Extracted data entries
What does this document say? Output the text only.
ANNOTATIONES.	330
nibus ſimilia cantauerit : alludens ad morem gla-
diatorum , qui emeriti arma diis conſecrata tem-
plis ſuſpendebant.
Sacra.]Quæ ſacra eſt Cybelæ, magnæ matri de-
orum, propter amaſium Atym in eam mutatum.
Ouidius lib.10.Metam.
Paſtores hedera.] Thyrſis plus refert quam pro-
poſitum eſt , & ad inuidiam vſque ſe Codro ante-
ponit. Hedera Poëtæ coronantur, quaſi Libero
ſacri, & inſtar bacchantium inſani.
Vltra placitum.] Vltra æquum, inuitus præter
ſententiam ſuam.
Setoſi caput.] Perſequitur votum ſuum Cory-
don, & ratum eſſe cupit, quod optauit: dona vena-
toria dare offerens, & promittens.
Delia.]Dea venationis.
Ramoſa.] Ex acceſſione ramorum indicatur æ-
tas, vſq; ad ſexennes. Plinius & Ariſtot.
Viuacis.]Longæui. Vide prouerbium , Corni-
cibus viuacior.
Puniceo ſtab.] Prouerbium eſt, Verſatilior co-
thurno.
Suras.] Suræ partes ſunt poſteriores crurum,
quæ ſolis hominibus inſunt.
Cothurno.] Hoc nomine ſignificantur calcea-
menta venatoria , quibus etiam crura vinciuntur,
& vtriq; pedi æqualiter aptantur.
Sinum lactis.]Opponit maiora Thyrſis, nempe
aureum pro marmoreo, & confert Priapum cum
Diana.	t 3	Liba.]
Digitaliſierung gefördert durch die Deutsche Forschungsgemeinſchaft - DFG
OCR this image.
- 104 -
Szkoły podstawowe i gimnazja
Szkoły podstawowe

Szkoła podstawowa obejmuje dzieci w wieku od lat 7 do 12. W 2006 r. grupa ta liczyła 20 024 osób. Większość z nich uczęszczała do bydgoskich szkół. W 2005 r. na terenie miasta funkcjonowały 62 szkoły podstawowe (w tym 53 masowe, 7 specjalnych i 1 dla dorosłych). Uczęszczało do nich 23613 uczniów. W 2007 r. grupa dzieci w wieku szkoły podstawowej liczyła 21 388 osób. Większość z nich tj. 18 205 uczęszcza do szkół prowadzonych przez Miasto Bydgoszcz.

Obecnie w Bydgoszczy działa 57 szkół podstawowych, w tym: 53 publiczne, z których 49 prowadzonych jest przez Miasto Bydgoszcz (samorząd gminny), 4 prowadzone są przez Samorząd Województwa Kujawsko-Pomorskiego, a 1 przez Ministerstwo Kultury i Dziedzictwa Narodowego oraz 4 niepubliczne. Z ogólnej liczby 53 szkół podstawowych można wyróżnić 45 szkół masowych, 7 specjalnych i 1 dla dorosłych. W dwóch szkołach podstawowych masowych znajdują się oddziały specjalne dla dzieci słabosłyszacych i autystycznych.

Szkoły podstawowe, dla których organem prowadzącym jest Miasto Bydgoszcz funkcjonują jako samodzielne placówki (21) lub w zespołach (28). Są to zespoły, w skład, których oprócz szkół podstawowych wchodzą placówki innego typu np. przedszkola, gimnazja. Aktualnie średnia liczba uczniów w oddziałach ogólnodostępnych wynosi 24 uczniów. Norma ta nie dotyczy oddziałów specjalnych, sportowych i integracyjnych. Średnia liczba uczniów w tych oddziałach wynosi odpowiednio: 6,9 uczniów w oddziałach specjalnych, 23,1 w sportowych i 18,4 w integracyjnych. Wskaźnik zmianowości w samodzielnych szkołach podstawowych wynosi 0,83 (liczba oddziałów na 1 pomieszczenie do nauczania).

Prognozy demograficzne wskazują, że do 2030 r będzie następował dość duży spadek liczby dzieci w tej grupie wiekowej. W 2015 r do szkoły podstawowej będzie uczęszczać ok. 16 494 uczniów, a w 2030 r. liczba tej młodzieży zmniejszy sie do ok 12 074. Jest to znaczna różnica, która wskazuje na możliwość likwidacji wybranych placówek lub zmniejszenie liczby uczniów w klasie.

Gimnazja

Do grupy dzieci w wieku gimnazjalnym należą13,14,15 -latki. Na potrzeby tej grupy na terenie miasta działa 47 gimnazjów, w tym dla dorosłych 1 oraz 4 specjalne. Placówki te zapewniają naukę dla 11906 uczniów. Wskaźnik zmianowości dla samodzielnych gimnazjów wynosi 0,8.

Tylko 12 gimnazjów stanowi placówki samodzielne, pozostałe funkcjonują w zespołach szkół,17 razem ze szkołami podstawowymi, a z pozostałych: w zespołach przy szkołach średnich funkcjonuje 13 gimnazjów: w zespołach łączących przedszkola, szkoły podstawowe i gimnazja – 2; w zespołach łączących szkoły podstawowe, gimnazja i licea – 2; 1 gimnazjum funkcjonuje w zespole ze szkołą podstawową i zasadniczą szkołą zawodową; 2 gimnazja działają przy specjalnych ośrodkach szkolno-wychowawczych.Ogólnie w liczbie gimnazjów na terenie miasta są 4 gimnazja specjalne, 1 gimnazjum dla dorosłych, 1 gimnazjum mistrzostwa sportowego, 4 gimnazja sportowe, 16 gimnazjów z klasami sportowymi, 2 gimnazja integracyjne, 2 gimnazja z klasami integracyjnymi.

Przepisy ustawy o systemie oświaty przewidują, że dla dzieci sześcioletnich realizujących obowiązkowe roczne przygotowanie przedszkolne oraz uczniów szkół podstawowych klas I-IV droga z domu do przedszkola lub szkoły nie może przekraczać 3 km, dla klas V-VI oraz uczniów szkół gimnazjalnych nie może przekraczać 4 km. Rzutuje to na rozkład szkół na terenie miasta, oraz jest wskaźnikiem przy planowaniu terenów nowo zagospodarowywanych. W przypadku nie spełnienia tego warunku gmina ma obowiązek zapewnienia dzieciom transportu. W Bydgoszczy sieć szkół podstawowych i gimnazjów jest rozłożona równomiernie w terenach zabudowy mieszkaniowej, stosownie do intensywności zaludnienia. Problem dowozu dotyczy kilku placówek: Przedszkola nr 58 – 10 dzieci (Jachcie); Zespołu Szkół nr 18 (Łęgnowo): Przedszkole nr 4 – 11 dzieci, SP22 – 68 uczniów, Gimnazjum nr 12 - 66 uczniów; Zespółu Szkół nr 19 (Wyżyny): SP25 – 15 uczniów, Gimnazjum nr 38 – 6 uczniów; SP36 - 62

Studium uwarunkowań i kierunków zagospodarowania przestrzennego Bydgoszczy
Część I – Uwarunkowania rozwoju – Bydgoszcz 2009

◆ REQUIRED TASK ◆
Without leaving anything out, give the entries again exactly.

◆ FINISHED ANSWER ◆
What does this document say? Output the text only.
ANNOTATIONES.	330
nibus ſimilia cantauerit : alludens ad morem gla-
diatorum , qui emeriti arma diis conſecrata tem-
plis ſuſpendebant.
Sacra.]Quæ ſacra eſt Cybelæ, magnæ matri de-
orum, propter amaſium Atym in eam mutatum.
Ouidius lib.10.Metam.
Paſtores hedera.] Thyrſis plus refert quam pro-
poſitum eſt , & ad inuidiam vſque ſe Codro ante-
ponit. Hedera Poëtæ coronantur, quaſi Libero
ſacri, & inſtar bacchantium inſani.
Vltra placitum.] Vltra æquum, inuitus præter
ſententiam ſuam.
Setoſi caput.] Perſequitur votum ſuum Cory-
don, & ratum eſſe cupit, quod optauit: dona vena-
toria dare offerens, & promittens.
Delia.]Dea venationis.
Ramoſa.] Ex acceſſione ramorum indicatur æ-
tas, vſq; ad ſexennes. Plinius & Ariſtot.
Viuacis.]Longæui. Vide prouerbium , Corni-
cibus viuacior.
Puniceo ſtab.] Prouerbium eſt, Verſatilior co-
thurno.
Suras.] Suræ partes ſunt poſteriores crurum,
quæ ſolis hominibus inſunt.
Cothurno.] Hoc nomine ſignificantur calcea-
menta venatoria , quibus etiam crura vinciuntur,
& vtriq; pedi æqualiter aptantur.
Sinum lactis.]Opponit maiora Thyrſis, nempe
aureum pro marmoreo, & confert Priapum cum
Diana.	t 3	Liba.]
Digitaliſierung gefördert durch die Deutsche Forschungsgemeinſchaft - DFG
OCR this image.
- 104 -
Szkoły podstawowe i gimnazja
Szkoły podstawowe

Szkoła podstawowa obejmuje dzieci w wieku od lat 7 do 12. W 2006 r. grupa ta liczyła 20 024 osób. Większość z nich uczęszczała do bydgoskich szkół. W 2005 r. na terenie miasta funkcjonowały 62 szkoły podstawowe (w tym 53 masowe, 7 specjalnych i 1 dla dorosłych). Uczęszczało do nich 23613 uczniów. W 2007 r. grupa dzieci w wieku szkoły podstawowej liczyła 21 388 osób. Większość z nich tj. 18 205 uczęszcza do szkół prowadzonych przez Miasto Bydgoszcz.

Obecnie w Bydgoszczy działa 57 szkół podstawowych, w tym: 53 publiczne, z których 49 prowadzonych jest przez Miasto Bydgoszcz (samorząd gminny), 4 prowadzone są przez Samorząd Województwa Kujawsko-Pomorskiego, a 1 przez Ministerstwo Kultury i Dziedzictwa Narodowego oraz 4 niepubliczne. Z ogólnej liczby 53 szkół podstawowych można wyróżnić 45 szkół masowych, 7 specjalnych i 1 dla dorosłych. W dwóch szkołach podstawowych masowych znajdują się oddziały specjalne dla dzieci słabosłyszacych i autystycznych.

Szkoły podstawowe, dla których organem prowadzącym jest Miasto Bydgoszcz funkcjonują jako samodzielne placówki (21) lub w zespołach (28). Są to zespoły, w skład, których oprócz szkół podstawowych wchodzą placówki innego typu np. przedszkola, gimnazja. Aktualnie średnia liczba uczniów w oddziałach ogólnodostępnych wynosi 24 uczniów. Norma ta nie dotyczy oddziałów specjalnych, sportowych i integracyjnych. Średnia liczba uczniów w tych oddziałach wynosi odpowiednio: 6,9 uczniów w oddziałach specjalnych, 23,1 w sportowych i 18,4 w integracyjnych. Wskaźnik zmianowości w samodzielnych szkołach podstawowych wynosi 0,83 (liczba oddziałów na 1 pomieszczenie do nauczania).

Prognozy demograficzne wskazują, że do 2030 r będzie następował dość duży spadek liczby dzieci w tej grupie wiekowej. W 2015 r do szkoły podstawowej będzie uczęszczać ok. 16 494 uczniów, a w 2030 r. liczba tej młodzieży zmniejszy sie do ok 12 074. Jest to znaczna różnica, która wskazuje na możliwość likwidacji wybranych placówek lub zmniejszenie liczby uczniów w klasie.

Gimnazja

Do grupy dzieci w wieku gimnazjalnym należą13,14,15 -latki. Na potrzeby tej grupy na terenie miasta działa 47 gimnazjów, w tym dla dorosłych 1 oraz 4 specjalne. Placówki te zapewniają naukę dla 11906 uczniów. Wskaźnik zmianowości dla samodzielnych gimnazjów wynosi 0,8.

Tylko 12 gimnazjów stanowi placówki samodzielne, pozostałe funkcjonują w zespołach szkół,17 razem ze szkołami podstawowymi, a z pozostałych: w zespołach przy szkołach średnich funkcjonuje 13 gimnazjów: w zespołach łączących przedszkola, szkoły podstawowe i gimnazja – 2; w zespołach łączących szkoły podstawowe, gimnazja i licea – 2; 1 gimnazjum funkcjonuje w zespole ze szkołą podstawową i zasadniczą szkołą zawodową; 2 gimnazja działają przy specjalnych ośrodkach szkolno-wychowawczych.Ogólnie w liczbie gimnazjów na terenie miasta są 4 gimnazja specjalne, 1 gimnazjum dla dorosłych, 1 gimnazjum mistrzostwa sportowego, 4 gimnazja sportowe, 16 gimnazjów z klasami sportowymi, 2 gimnazja integracyjne, 2 gimnazja z klasami integracyjnymi.

Przepisy ustawy o systemie oświaty przewidują, że dla dzieci sześcioletnich realizujących obowiązkowe roczne przygotowanie przedszkolne oraz uczniów szkół podstawowych klas I-IV droga z domu do przedszkola lub szkoły nie może przekraczać 3 km, dla klas V-VI oraz uczniów szkół gimnazjalnych nie może przekraczać 4 km. Rzutuje to na rozkład szkół na terenie miasta, oraz jest wskaźnikiem przy planowaniu terenów nowo zagospodarowywanych. W przypadku nie spełnienia tego warunku gmina ma obowiązek zapewnienia dzieciom transportu. W Bydgoszczy sieć szkół podstawowych i gimnazjów jest rozłożona równomiernie w terenach zabudowy mieszkaniowej, stosownie do intensywności zaludnienia. Problem dowozu dotyczy kilku placówek: Przedszkola nr 58 – 10 dzieci (Jachcie); Zespołu Szkół nr 18 (Łęgnowo): Przedszkole nr 4 – 11 dzieci, SP22 – 68 uczniów, Gimnazjum nr 12 - 66 uczniów; Zespółu Szkół nr 19 (Wyżyny): SP25 – 15 uczniów, Gimnazjum nr 38 – 6 uczniów; SP36 - 62

Studium uwarunkowań i kierunków zagospodarowania przestrzennego Bydgoszczy
Część I – Uwarunkowania rozwoju – Bydgoszcz 2009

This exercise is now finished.